DATASET RECORDS:

--*--

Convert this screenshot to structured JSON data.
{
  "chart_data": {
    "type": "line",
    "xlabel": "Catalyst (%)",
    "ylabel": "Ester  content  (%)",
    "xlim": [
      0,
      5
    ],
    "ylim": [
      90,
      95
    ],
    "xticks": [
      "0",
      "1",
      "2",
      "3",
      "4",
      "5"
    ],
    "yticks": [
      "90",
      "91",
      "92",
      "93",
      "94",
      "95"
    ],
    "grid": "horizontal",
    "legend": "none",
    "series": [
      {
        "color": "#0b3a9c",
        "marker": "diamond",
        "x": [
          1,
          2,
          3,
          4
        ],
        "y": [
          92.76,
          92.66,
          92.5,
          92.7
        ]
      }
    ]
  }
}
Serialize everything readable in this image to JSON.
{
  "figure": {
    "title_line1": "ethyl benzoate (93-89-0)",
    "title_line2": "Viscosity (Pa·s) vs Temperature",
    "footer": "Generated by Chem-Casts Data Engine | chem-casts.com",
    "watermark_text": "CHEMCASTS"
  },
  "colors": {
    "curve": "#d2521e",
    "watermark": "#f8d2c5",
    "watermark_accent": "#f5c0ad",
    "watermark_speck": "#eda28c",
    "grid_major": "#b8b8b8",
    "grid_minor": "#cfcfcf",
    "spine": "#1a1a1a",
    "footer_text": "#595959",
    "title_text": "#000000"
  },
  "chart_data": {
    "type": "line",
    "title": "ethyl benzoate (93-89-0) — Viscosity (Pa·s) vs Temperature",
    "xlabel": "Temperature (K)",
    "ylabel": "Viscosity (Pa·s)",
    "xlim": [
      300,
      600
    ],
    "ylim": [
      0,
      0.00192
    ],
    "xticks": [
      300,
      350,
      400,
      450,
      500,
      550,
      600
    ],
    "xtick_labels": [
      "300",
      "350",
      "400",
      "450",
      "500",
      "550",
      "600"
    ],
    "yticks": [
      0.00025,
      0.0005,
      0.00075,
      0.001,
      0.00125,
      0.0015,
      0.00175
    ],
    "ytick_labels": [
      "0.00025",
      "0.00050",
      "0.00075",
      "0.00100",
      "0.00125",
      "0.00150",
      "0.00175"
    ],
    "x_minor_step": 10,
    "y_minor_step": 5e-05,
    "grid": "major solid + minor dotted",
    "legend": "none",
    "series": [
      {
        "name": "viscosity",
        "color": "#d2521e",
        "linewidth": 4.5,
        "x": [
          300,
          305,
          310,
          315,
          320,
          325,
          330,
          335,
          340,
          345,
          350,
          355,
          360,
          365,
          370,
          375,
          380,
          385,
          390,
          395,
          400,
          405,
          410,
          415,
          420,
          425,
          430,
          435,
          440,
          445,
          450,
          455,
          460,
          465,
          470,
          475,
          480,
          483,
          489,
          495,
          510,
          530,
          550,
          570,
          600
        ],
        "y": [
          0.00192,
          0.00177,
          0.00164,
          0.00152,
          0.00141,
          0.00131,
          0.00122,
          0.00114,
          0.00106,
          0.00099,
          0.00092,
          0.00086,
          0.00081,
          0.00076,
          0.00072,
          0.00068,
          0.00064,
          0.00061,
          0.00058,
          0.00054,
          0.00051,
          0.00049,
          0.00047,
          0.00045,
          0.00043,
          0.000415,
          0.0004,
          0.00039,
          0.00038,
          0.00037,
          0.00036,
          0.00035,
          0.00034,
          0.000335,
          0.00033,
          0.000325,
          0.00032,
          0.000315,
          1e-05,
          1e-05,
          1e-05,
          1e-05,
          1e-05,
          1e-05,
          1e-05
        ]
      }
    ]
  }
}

--*--

STATED TASK: Find how many lines in the material hold the word "JSON" and state that number alone.

EXERCISE SOLUTION: 2